→ **DIRECTIONS**:
Each line that follows should be printed again exactly as it stands.

------------------------------------

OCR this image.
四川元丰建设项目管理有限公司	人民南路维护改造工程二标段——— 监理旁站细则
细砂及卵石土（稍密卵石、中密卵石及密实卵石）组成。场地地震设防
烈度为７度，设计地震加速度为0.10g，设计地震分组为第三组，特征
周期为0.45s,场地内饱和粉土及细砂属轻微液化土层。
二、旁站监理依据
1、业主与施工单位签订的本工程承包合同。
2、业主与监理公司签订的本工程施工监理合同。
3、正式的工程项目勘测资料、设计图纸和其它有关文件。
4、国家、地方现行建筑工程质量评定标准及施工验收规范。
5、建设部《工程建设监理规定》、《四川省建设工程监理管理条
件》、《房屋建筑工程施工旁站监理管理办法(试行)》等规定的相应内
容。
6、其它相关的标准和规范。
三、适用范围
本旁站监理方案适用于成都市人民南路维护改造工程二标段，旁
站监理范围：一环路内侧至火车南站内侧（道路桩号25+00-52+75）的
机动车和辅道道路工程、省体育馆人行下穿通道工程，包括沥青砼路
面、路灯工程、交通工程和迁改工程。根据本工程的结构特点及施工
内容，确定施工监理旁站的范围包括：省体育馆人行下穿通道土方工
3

------------------------------------

→ **TASK RESULT**:
OCR this image.
四川元丰建设项目管理有限公司	人民南路维护改造工程二标段——— 监理旁站细则
细砂及卵石土（稍密卵石、中密卵石及密实卵石）组成。场地地震设防
烈度为７度，设计地震加速度为0.10g，设计地震分组为第三组，特征
周期为0.45s,场地内饱和粉土及细砂属轻微液化土层。
二、旁站监理依据
1、业主与施工单位签订的本工程承包合同。
2、业主与监理公司签订的本工程施工监理合同。
3、正式的工程项目勘测资料、设计图纸和其它有关文件。
4、国家、地方现行建筑工程质量评定标准及施工验收规范。
5、建设部《工程建设监理规定》、《四川省建设工程监理管理条
件》、《房屋建筑工程施工旁站监理管理办法(试行)》等规定的相应内
容。
6、其它相关的标准和规范。
三、适用范围
本旁站监理方案适用于成都市人民南路维护改造工程二标段，旁
站监理范围：一环路内侧至火车南站内侧（道路桩号25+00-52+75）的
机动车和辅道道路工程、省体育馆人行下穿通道工程，包括沥青砼路
面、路灯工程、交通工程和迁改工程。根据本工程的结构特点及施工
内容，确定施工监理旁站的范围包括：省体育馆人行下穿通道土方工
3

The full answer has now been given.